**Exercise brief:**
In the entries below, count each line holding the word "into". Answer with the total alone.

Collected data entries
───

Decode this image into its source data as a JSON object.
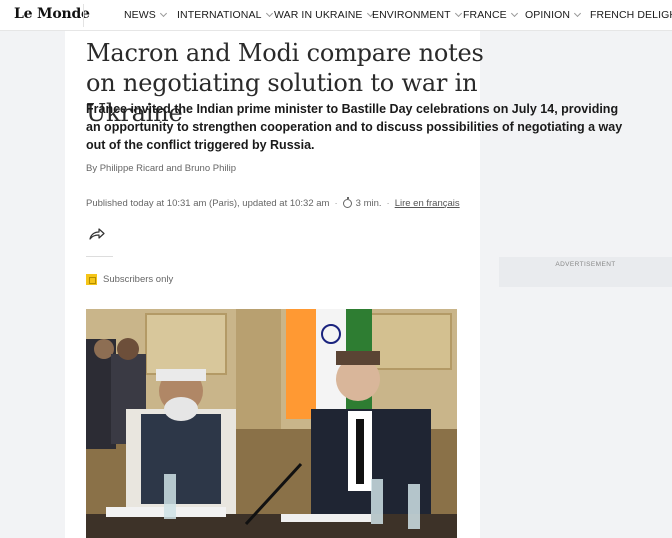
{
  "site": {
    "logo": "Le Monde"
  },
  "nav": {
    "items": [
      {
        "label": "NEWS",
        "dropdown": true
      },
      {
        "label": "INTERNATIONAL",
        "dropdown": true
      },
      {
        "label": "WAR IN UKRAINE",
        "dropdown": true
      },
      {
        "label": "ENVIRONMENT",
        "dropdown": true
      },
      {
        "label": "FRANCE",
        "dropdown": true
      },
      {
        "label": "OPINION",
        "dropdown": true
      },
      {
        "label": "FRENCH DELIGHTS",
        "dropdown": false
      }
    ]
  },
  "article": {
    "headline": "Macron and Modi compare notes on negotiating solution to war in Ukraine",
    "standfirst": "France invited the Indian prime minister to Bastille Day celebrations on July 14, providing an opportunity to strengthen cooperation and to discuss possibilities of negotiating a way out of the conflict triggered by Russia.",
    "byline": "By Philippe Ricard and Bruno Philip",
    "published": "Published today at 10:31 am (Paris), updated at 10:32 am",
    "separator": "·",
    "read_time": "3 min.",
    "french_link": "Lire en français",
    "subscribers": "Subscribers only"
  },
  "ad": {
    "label": "ADVERTISEMENT"
  },
  "colors": {
    "badge": "#f5c518",
    "page_bg": "#f2f3f5"
  },
  "icons": {
    "share": "share-arrow-icon",
    "timer": "stopwatch-icon",
    "subscriber": "subscriber-badge-icon"
  }
}
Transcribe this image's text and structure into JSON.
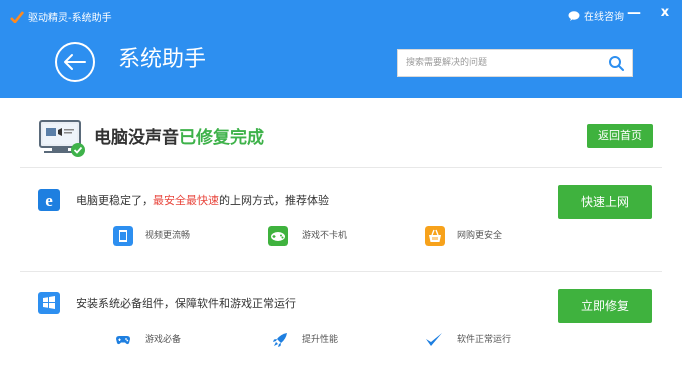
{
  "window": {
    "app_title": "驱动精灵-系统助手",
    "consult_label": "在线咨询",
    "minimize_glyph": "—",
    "close_glyph": "x"
  },
  "header": {
    "page_title": "系统助手",
    "search_placeholder": "搜索需要解决的问题"
  },
  "status": {
    "prefix": "电脑没声音",
    "result": "已修复完成",
    "home_button": "返回首页"
  },
  "sections": [
    {
      "icon": "ie-browser-icon",
      "text_before": "电脑更稳定了，",
      "text_highlight": "最安全最快速",
      "text_after": "的上网方式，推荐体验",
      "button": "快速上网",
      "features": [
        {
          "icon": "video-icon",
          "label": "视频更流畅"
        },
        {
          "icon": "gamepad-icon",
          "label": "游戏不卡机"
        },
        {
          "icon": "shopping-basket-icon",
          "label": "网购更安全"
        }
      ]
    },
    {
      "icon": "components-icon",
      "text": "安装系统必备组件，保障软件和游戏正常运行",
      "button": "立即修复",
      "features": [
        {
          "icon": "game-controller-icon",
          "label": "游戏必备"
        },
        {
          "icon": "rocket-icon",
          "label": "提升性能"
        },
        {
          "icon": "checkmark-icon",
          "label": "软件正常运行"
        }
      ]
    }
  ],
  "colors": {
    "header_blue": "#2d8ff0",
    "button_green": "#3fb23e",
    "success_green": "#3eb24a",
    "highlight_red": "#e8453c"
  }
}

───

**Output below:**
2